REQUIREMENT =>
Seek out every line containing the word "合肥工业大学", and copy each.

::::::::::

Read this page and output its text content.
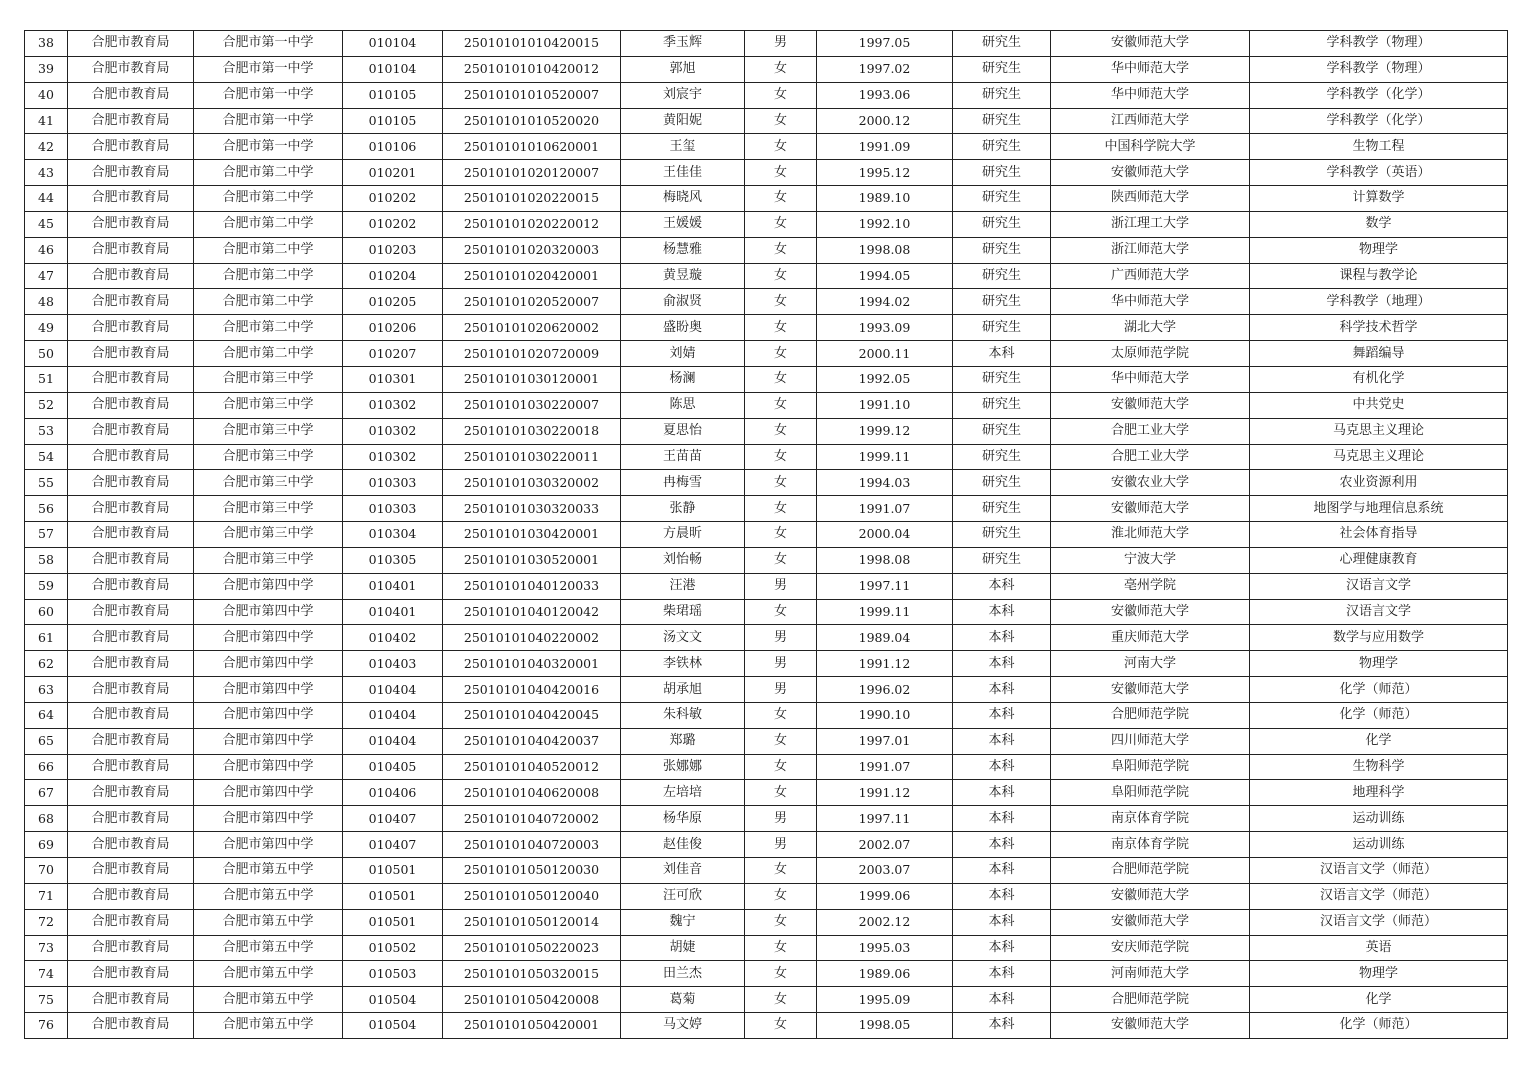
38	合肥市教育局	合肥市第一中学	010104	25010101010420015	季玉辉	男	1997.05	研究生	安徽师范大学	学科教学（物理）
39	合肥市教育局	合肥市第一中学	010104	25010101010420012	郭旭	女	1997.02	研究生	华中师范大学	学科教学（物理）
40	合肥市教育局	合肥市第一中学	010105	25010101010520007	刘宸宇	女	1993.06	研究生	华中师范大学	学科教学（化学）
41	合肥市教育局	合肥市第一中学	010105	25010101010520020	黄阳妮	女	2000.12	研究生	江西师范大学	学科教学（化学）
42	合肥市教育局	合肥市第一中学	010106	25010101010620001	王玺	女	1991.09	研究生	中国科学院大学	生物工程
43	合肥市教育局	合肥市第二中学	010201	25010101020120007	王佳佳	女	1995.12	研究生	安徽师范大学	学科教学（英语）
44	合肥市教育局	合肥市第二中学	010202	25010101020220015	梅晓风	女	1989.10	研究生	陕西师范大学	计算数学
45	合肥市教育局	合肥市第二中学	010202	25010101020220012	王媛媛	女	1992.10	研究生	浙江理工大学	数学
46	合肥市教育局	合肥市第二中学	010203	25010101020320003	杨慧雅	女	1998.08	研究生	浙江师范大学	物理学
47	合肥市教育局	合肥市第二中学	010204	25010101020420001	黄昱璇	女	1994.05	研究生	广西师范大学	课程与教学论
48	合肥市教育局	合肥市第二中学	010205	25010101020520007	俞淑贤	女	1994.02	研究生	华中师范大学	学科教学（地理）
49	合肥市教育局	合肥市第二中学	010206	25010101020620002	盛盼奥	女	1993.09	研究生	湖北大学	科学技术哲学
50	合肥市教育局	合肥市第二中学	010207	25010101020720009	刘婧	女	2000.11	本科	太原师范学院	舞蹈编导
51	合肥市教育局	合肥市第三中学	010301	25010101030120001	杨澜	女	1992.05	研究生	华中师范大学	有机化学
52	合肥市教育局	合肥市第三中学	010302	25010101030220007	陈思	女	1991.10	研究生	安徽师范大学	中共党史
53	合肥市教育局	合肥市第三中学	010302	25010101030220018	夏思怡	女	1999.12	研究生	合肥工业大学	马克思主义理论
54	合肥市教育局	合肥市第三中学	010302	25010101030220011	王苗苗	女	1999.11	研究生	合肥工业大学	马克思主义理论
55	合肥市教育局	合肥市第三中学	010303	25010101030320002	冉梅雪	女	1994.03	研究生	安徽农业大学	农业资源利用
56	合肥市教育局	合肥市第三中学	010303	25010101030320033	张静	女	1991.07	研究生	安徽师范大学	地图学与地理信息系统
57	合肥市教育局	合肥市第三中学	010304	25010101030420001	方晨昕	女	2000.04	研究生	淮北师范大学	社会体育指导
58	合肥市教育局	合肥市第三中学	010305	25010101030520001	刘怡畅	女	1998.08	研究生	宁波大学	心理健康教育
59	合肥市教育局	合肥市第四中学	010401	25010101040120033	汪港	男	1997.11	本科	亳州学院	汉语言文学
60	合肥市教育局	合肥市第四中学	010401	25010101040120042	柴珺瑶	女	1999.11	本科	安徽师范大学	汉语言文学
61	合肥市教育局	合肥市第四中学	010402	25010101040220002	汤文文	男	1989.04	本科	重庆师范大学	数学与应用数学
62	合肥市教育局	合肥市第四中学	010403	25010101040320001	李铁林	男	1991.12	本科	河南大学	物理学
63	合肥市教育局	合肥市第四中学	010404	25010101040420016	胡承旭	男	1996.02	本科	安徽师范大学	化学（师范）
64	合肥市教育局	合肥市第四中学	010404	25010101040420045	朱科敏	女	1990.10	本科	合肥师范学院	化学（师范）
65	合肥市教育局	合肥市第四中学	010404	25010101040420037	郑璐	女	1997.01	本科	四川师范大学	化学
66	合肥市教育局	合肥市第四中学	010405	25010101040520012	张娜娜	女	1991.07	本科	阜阳师范学院	生物科学
67	合肥市教育局	合肥市第四中学	010406	25010101040620008	左培培	女	1991.12	本科	阜阳师范学院	地理科学
68	合肥市教育局	合肥市第四中学	010407	25010101040720002	杨华原	男	1997.11	本科	南京体育学院	运动训练
69	合肥市教育局	合肥市第四中学	010407	25010101040720003	赵佳俊	男	2002.07	本科	南京体育学院	运动训练
70	合肥市教育局	合肥市第五中学	010501	25010101050120030	刘佳音	女	2003.07	本科	合肥师范学院	汉语言文学（师范）
71	合肥市教育局	合肥市第五中学	010501	25010101050120040	汪可欣	女	1999.06	本科	安徽师范大学	汉语言文学（师范）
72	合肥市教育局	合肥市第五中学	010501	25010101050120014	魏宁	女	2002.12	本科	安徽师范大学	汉语言文学（师范）
73	合肥市教育局	合肥市第五中学	010502	25010101050220023	胡婕	女	1995.03	本科	安庆师范学院	英语
74	合肥市教育局	合肥市第五中学	010503	25010101050320015	田兰杰	女	1989.06	本科	河南师范大学	物理学
75	合肥市教育局	合肥市第五中学	010504	25010101050420008	葛菊	女	1995.09	本科	合肥师范学院	化学
76	合肥市教育局	合肥市第五中学	010504	25010101050420001	马文婷	女	1998.05	本科	安徽师范大学	化学（师范）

::::::::::

TASK RESULT =>
53	合肥市教育局	合肥市第三中学	010302	25010101030220018	夏思怡	女	1999.12	研究生	合肥工业大学	马克思主义理论
54	合肥市教育局	合肥市第三中学	010302	25010101030220011	王苗苗	女	1999.11	研究生	合肥工业大学	马克思主义理论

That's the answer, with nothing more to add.